GIVEN REQUEST:
Reproduce the material in full, exactly as written.
○ ○ ○ ○ ○
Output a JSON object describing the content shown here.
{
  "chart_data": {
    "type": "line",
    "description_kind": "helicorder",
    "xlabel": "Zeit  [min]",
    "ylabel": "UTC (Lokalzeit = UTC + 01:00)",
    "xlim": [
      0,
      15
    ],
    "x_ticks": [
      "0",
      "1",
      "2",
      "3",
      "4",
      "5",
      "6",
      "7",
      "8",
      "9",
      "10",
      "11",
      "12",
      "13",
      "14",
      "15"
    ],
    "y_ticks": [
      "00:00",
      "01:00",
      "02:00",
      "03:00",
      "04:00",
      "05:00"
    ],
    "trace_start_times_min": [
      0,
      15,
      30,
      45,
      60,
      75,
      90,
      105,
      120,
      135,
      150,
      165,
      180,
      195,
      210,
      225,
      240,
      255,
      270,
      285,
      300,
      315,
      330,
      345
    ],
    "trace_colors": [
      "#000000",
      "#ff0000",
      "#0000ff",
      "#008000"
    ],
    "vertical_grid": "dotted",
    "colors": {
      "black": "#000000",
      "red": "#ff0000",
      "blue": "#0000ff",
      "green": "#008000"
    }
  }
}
○ ○ ○ ○ ○
TASK OUTPUT:
Output a JSON object describing the content shown here.
{
  "chart_data": {
    "type": "line",
    "description_kind": "helicorder",
    "xlabel": "Zeit  [min]",
    "ylabel": "UTC (Lokalzeit = UTC + 01:00)",
    "xlim": [
      0,
      15
    ],
    "x_ticks": [
      "0",
      "1",
      "2",
      "3",
      "4",
      "5",
      "6",
      "7",
      "8",
      "9",
      "10",
      "11",
      "12",
      "13",
      "14",
      "15"
    ],
    "y_ticks": [
      "00:00",
      "01:00",
      "02:00",
      "03:00",
      "04:00",
      "05:00"
    ],
    "trace_start_times_min": [
      0,
      15,
      30,
      45,
      60,
      75,
      90,
      105,
      120,
      135,
      150,
      165,
      180,
      195,
      210,
      225,
      240,
      255,
      270,
      285,
      300,
      315,
      330,
      345
    ],
    "trace_colors": [
      "#000000",
      "#ff0000",
      "#0000ff",
      "#008000"
    ],
    "vertical_grid": "dotted",
    "colors": {
      "black": "#000000",
      "red": "#ff0000",
      "blue": "#0000ff",
      "green": "#008000"
    }
  }
}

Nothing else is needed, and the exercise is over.